» Written problem:
All of the data must be printed exactly; please include every line.

» Material provided:
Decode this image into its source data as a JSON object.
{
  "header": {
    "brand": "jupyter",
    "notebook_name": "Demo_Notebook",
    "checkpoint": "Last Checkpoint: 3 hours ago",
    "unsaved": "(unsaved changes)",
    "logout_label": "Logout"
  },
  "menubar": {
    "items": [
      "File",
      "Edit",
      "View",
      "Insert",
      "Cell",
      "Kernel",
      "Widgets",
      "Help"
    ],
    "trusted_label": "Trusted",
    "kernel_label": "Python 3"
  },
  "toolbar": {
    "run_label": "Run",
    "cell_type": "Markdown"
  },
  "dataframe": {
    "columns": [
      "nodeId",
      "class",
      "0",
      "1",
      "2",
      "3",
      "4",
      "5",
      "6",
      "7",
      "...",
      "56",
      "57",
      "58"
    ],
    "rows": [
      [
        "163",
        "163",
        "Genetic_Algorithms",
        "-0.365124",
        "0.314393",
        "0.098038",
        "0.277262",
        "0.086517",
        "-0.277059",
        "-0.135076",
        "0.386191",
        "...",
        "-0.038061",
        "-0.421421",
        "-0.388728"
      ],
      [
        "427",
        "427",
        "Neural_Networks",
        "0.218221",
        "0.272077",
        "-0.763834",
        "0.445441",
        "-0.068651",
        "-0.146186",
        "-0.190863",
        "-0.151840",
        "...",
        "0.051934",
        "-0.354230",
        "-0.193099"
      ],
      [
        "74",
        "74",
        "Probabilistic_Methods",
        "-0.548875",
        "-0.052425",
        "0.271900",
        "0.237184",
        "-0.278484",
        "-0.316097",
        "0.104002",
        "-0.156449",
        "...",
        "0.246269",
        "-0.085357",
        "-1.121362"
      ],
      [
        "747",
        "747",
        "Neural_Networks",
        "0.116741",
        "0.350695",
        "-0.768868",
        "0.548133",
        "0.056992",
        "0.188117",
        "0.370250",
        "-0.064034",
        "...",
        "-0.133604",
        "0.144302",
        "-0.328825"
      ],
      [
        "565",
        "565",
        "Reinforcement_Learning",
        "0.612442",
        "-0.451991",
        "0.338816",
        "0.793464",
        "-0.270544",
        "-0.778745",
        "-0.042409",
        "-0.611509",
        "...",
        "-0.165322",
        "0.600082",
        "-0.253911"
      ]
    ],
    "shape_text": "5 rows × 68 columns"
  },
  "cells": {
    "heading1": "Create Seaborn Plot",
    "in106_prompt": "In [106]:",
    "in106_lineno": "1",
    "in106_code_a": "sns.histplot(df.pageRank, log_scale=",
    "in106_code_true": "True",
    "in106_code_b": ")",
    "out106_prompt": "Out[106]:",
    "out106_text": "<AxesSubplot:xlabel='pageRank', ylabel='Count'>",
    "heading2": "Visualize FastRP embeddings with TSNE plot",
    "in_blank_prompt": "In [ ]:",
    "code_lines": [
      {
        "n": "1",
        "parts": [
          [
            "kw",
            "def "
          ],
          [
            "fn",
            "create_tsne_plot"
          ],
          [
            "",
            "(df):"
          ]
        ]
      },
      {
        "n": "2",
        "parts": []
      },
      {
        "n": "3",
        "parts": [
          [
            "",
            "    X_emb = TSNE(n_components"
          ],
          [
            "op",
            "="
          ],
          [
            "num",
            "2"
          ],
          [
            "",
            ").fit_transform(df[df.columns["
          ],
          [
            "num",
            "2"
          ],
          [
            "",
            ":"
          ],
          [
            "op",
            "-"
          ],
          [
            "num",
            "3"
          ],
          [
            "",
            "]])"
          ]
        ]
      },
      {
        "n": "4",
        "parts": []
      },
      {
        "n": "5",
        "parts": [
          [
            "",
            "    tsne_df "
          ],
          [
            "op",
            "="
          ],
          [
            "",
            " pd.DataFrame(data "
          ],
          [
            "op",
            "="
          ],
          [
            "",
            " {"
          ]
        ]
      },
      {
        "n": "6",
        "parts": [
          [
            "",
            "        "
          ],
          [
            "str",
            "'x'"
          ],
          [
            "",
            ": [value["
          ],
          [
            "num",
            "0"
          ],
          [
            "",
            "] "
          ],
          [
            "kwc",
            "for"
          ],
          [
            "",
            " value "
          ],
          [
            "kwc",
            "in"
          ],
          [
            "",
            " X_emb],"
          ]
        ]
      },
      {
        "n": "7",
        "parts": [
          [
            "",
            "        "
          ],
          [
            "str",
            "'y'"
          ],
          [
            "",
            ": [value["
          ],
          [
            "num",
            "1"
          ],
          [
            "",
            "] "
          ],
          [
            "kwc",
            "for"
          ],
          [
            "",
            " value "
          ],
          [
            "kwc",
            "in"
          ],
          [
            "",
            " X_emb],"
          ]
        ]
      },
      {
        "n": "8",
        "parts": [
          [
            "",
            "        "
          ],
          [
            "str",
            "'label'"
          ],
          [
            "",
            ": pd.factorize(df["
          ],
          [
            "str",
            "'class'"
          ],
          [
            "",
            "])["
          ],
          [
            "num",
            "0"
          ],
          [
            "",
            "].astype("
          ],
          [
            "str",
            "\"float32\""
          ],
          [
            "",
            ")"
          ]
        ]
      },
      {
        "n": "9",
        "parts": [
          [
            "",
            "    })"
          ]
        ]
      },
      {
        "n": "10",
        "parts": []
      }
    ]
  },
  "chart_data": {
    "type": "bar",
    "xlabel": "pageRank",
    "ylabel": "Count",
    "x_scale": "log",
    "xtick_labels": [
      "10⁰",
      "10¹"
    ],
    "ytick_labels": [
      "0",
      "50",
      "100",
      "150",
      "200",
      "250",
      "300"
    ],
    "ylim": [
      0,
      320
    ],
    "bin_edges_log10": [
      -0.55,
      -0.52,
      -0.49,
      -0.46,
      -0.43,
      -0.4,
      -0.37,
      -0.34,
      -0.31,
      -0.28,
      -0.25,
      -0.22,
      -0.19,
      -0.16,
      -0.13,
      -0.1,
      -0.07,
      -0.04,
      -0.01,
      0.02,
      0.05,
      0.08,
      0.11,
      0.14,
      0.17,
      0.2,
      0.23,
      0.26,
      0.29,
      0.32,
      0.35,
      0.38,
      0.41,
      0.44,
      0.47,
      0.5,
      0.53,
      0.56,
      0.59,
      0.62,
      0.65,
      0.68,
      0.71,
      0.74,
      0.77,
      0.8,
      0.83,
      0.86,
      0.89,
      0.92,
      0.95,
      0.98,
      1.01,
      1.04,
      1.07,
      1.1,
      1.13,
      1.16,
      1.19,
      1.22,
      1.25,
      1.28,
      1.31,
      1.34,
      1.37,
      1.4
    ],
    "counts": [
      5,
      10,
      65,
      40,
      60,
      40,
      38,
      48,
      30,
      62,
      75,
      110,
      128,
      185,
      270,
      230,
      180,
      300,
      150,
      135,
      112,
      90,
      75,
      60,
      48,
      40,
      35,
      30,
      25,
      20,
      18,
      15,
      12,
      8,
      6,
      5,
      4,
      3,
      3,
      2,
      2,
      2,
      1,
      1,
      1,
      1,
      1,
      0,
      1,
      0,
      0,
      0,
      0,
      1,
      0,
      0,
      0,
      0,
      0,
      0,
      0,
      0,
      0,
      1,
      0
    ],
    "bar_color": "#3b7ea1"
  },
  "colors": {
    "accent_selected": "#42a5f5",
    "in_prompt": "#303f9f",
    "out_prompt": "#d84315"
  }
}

» Problem solution:
Decode this image into its source data as a JSON object.
{
  "header": {
    "brand": "jupyter",
    "notebook_name": "Demo_Notebook",
    "checkpoint": "Last Checkpoint: 3 hours ago",
    "unsaved": "(unsaved changes)",
    "logout_label": "Logout"
  },
  "menubar": {
    "items": [
      "File",
      "Edit",
      "View",
      "Insert",
      "Cell",
      "Kernel",
      "Widgets",
      "Help"
    ],
    "trusted_label": "Trusted",
    "kernel_label": "Python 3"
  },
  "toolbar": {
    "run_label": "Run",
    "cell_type": "Markdown"
  },
  "dataframe": {
    "columns": [
      "nodeId",
      "class",
      "0",
      "1",
      "2",
      "3",
      "4",
      "5",
      "6",
      "7",
      "...",
      "56",
      "57",
      "58"
    ],
    "rows": [
      [
        "163",
        "163",
        "Genetic_Algorithms",
        "-0.365124",
        "0.314393",
        "0.098038",
        "0.277262",
        "0.086517",
        "-0.277059",
        "-0.135076",
        "0.386191",
        "...",
        "-0.038061",
        "-0.421421",
        "-0.388728"
      ],
      [
        "427",
        "427",
        "Neural_Networks",
        "0.218221",
        "0.272077",
        "-0.763834",
        "0.445441",
        "-0.068651",
        "-0.146186",
        "-0.190863",
        "-0.151840",
        "...",
        "0.051934",
        "-0.354230",
        "-0.193099"
      ],
      [
        "74",
        "74",
        "Probabilistic_Methods",
        "-0.548875",
        "-0.052425",
        "0.271900",
        "0.237184",
        "-0.278484",
        "-0.316097",
        "0.104002",
        "-0.156449",
        "...",
        "0.246269",
        "-0.085357",
        "-1.121362"
      ],
      [
        "747",
        "747",
        "Neural_Networks",
        "0.116741",
        "0.350695",
        "-0.768868",
        "0.548133",
        "0.056992",
        "0.188117",
        "0.370250",
        "-0.064034",
        "...",
        "-0.133604",
        "0.144302",
        "-0.328825"
      ],
      [
        "565",
        "565",
        "Reinforcement_Learning",
        "0.612442",
        "-0.451991",
        "0.338816",
        "0.793464",
        "-0.270544",
        "-0.778745",
        "-0.042409",
        "-0.611509",
        "...",
        "-0.165322",
        "0.600082",
        "-0.253911"
      ]
    ],
    "shape_text": "5 rows × 68 columns"
  },
  "cells": {
    "heading1": "Create Seaborn Plot",
    "in106_prompt": "In [106]:",
    "in106_lineno": "1",
    "in106_code_a": "sns.histplot(df.pageRank, log_scale=",
    "in106_code_true": "True",
    "in106_code_b": ")",
    "out106_prompt": "Out[106]:",
    "out106_text": "<AxesSubplot:xlabel='pageRank', ylabel='Count'>",
    "heading2": "Visualize FastRP embeddings with TSNE plot",
    "in_blank_prompt": "In [ ]:",
    "code_lines": [
      {
        "n": "1",
        "parts": [
          [
            "kw",
            "def "
          ],
          [
            "fn",
            "create_tsne_plot"
          ],
          [
            "",
            "(df):"
          ]
        ]
      },
      {
        "n": "2",
        "parts": []
      },
      {
        "n": "3",
        "parts": [
          [
            "",
            "    X_emb = TSNE(n_components"
          ],
          [
            "op",
            "="
          ],
          [
            "num",
            "2"
          ],
          [
            "",
            ").fit_transform(df[df.columns["
          ],
          [
            "num",
            "2"
          ],
          [
            "",
            ":"
          ],
          [
            "op",
            "-"
          ],
          [
            "num",
            "3"
          ],
          [
            "",
            "]])"
          ]
        ]
      },
      {
        "n": "4",
        "parts": []
      },
      {
        "n": "5",
        "parts": [
          [
            "",
            "    tsne_df "
          ],
          [
            "op",
            "="
          ],
          [
            "",
            " pd.DataFrame(data "
          ],
          [
            "op",
            "="
          ],
          [
            "",
            " {"
          ]
        ]
      },
      {
        "n": "6",
        "parts": [
          [
            "",
            "        "
          ],
          [
            "str",
            "'x'"
          ],
          [
            "",
            ": [value["
          ],
          [
            "num",
            "0"
          ],
          [
            "",
            "] "
          ],
          [
            "kwc",
            "for"
          ],
          [
            "",
            " value "
          ],
          [
            "kwc",
            "in"
          ],
          [
            "",
            " X_emb],"
          ]
        ]
      },
      {
        "n": "7",
        "parts": [
          [
            "",
            "        "
          ],
          [
            "str",
            "'y'"
          ],
          [
            "",
            ": [value["
          ],
          [
            "num",
            "1"
          ],
          [
            "",
            "] "
          ],
          [
            "kwc",
            "for"
          ],
          [
            "",
            " value "
          ],
          [
            "kwc",
            "in"
          ],
          [
            "",
            " X_emb],"
          ]
        ]
      },
      {
        "n": "8",
        "parts": [
          [
            "",
            "        "
          ],
          [
            "str",
            "'label'"
          ],
          [
            "",
            ": pd.factorize(df["
          ],
          [
            "str",
            "'class'"
          ],
          [
            "",
            "])["
          ],
          [
            "num",
            "0"
          ],
          [
            "",
            "].astype("
          ],
          [
            "str",
            "\"float32\""
          ],
          [
            "",
            ")"
          ]
        ]
      },
      {
        "n": "9",
        "parts": [
          [
            "",
            "    })"
          ]
        ]
      },
      {
        "n": "10",
        "parts": []
      }
    ]
  },
  "chart_data": {
    "type": "bar",
    "xlabel": "pageRank",
    "ylabel": "Count",
    "x_scale": "log",
    "xtick_labels": [
      "10⁰",
      "10¹"
    ],
    "ytick_labels": [
      "0",
      "50",
      "100",
      "150",
      "200",
      "250",
      "300"
    ],
    "ylim": [
      0,
      320
    ],
    "bin_edges_log10": [
      -0.55,
      -0.52,
      -0.49,
      -0.46,
      -0.43,
      -0.4,
      -0.37,
      -0.34,
      -0.31,
      -0.28,
      -0.25,
      -0.22,
      -0.19,
      -0.16,
      -0.13,
      -0.1,
      -0.07,
      -0.04,
      -0.01,
      0.02,
      0.05,
      0.08,
      0.11,
      0.14,
      0.17,
      0.2,
      0.23,
      0.26,
      0.29,
      0.32,
      0.35,
      0.38,
      0.41,
      0.44,
      0.47,
      0.5,
      0.53,
      0.56,
      0.59,
      0.62,
      0.65,
      0.68,
      0.71,
      0.74,
      0.77,
      0.8,
      0.83,
      0.86,
      0.89,
      0.92,
      0.95,
      0.98,
      1.01,
      1.04,
      1.07,
      1.1,
      1.13,
      1.16,
      1.19,
      1.22,
      1.25,
      1.28,
      1.31,
      1.34,
      1.37,
      1.4
    ],
    "counts": [
      5,
      10,
      65,
      40,
      60,
      40,
      38,
      48,
      30,
      62,
      75,
      110,
      128,
      185,
      270,
      230,
      180,
      300,
      150,
      135,
      112,
      90,
      75,
      60,
      48,
      40,
      35,
      30,
      25,
      20,
      18,
      15,
      12,
      8,
      6,
      5,
      4,
      3,
      3,
      2,
      2,
      2,
      1,
      1,
      1,
      1,
      1,
      0,
      1,
      0,
      0,
      0,
      0,
      1,
      0,
      0,
      0,
      0,
      0,
      0,
      0,
      0,
      0,
      1,
      0
    ],
    "bar_color": "#3b7ea1"
  },
  "colors": {
    "accent_selected": "#42a5f5",
    "in_prompt": "#303f9f",
    "out_prompt": "#d84315"
  }
}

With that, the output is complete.